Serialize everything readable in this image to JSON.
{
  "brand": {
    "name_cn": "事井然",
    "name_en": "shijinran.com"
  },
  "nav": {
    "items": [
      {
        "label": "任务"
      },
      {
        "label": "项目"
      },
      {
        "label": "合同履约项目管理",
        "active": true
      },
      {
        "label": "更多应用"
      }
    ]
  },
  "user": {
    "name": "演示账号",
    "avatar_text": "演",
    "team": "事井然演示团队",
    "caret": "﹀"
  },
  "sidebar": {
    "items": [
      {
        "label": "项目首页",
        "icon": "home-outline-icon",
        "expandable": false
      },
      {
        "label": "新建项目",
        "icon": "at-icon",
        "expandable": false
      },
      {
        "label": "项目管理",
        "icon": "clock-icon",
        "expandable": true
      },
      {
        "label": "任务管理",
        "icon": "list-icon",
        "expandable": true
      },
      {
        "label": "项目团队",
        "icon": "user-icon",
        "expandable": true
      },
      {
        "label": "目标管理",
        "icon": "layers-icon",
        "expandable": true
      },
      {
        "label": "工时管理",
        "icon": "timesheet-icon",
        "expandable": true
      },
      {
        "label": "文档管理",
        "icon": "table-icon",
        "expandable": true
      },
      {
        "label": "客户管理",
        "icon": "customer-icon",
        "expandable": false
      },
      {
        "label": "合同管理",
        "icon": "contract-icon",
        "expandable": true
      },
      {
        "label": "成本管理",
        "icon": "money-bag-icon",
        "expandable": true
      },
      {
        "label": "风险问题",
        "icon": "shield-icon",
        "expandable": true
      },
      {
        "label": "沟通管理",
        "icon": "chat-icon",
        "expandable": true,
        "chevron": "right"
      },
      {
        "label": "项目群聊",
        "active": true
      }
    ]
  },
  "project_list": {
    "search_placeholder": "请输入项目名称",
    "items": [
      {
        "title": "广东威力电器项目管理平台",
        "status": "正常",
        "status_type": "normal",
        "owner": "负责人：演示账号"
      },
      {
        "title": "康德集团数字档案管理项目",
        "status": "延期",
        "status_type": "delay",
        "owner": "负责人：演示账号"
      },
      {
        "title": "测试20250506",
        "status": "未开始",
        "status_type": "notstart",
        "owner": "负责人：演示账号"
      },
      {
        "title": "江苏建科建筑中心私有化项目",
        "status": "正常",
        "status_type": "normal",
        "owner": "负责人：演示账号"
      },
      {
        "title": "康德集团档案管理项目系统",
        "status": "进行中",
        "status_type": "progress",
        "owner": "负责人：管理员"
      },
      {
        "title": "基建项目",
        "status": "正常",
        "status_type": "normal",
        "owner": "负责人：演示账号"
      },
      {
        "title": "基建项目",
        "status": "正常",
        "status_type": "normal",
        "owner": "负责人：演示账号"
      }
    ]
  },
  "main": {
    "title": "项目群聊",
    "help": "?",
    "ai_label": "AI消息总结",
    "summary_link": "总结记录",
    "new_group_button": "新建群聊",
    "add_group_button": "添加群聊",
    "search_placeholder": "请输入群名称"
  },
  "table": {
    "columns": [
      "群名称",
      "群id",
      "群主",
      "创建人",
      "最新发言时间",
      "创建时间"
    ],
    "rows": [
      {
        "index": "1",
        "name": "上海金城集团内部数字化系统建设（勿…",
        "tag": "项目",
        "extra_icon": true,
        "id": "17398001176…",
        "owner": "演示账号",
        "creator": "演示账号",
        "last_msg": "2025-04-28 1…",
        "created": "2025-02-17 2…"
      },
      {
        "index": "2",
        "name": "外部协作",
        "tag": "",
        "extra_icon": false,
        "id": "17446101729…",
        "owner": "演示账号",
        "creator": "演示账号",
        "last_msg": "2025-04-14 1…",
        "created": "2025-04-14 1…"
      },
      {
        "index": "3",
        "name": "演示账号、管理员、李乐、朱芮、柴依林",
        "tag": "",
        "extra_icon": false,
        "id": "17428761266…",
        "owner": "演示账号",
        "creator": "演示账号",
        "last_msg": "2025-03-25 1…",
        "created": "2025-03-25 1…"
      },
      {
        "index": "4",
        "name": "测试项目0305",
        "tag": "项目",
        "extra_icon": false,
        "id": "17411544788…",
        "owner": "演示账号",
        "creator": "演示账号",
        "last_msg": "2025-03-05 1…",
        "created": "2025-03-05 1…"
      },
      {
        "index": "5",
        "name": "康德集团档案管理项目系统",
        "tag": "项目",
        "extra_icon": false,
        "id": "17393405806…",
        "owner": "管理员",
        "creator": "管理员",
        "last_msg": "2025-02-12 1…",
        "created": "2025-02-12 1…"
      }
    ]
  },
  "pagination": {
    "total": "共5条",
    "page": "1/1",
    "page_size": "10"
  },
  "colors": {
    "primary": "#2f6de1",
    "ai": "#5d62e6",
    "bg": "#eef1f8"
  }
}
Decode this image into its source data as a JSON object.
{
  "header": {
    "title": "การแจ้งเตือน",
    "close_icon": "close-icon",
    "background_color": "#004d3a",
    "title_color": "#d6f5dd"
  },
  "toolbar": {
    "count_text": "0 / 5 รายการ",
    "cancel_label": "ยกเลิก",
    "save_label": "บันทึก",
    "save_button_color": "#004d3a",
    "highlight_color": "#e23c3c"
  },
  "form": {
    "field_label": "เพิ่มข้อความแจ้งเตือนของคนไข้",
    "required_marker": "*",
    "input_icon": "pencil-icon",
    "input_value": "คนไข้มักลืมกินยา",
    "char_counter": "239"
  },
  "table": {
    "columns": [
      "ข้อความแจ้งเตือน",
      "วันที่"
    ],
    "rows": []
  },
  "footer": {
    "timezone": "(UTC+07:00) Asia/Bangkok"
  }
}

....

The lines to collect are those holding the string "JSON"; copy them all.

◆ Result for this exercise ◆
Serialize everything readable in this image to JSON.
Decode this image into its source data as a JSON object.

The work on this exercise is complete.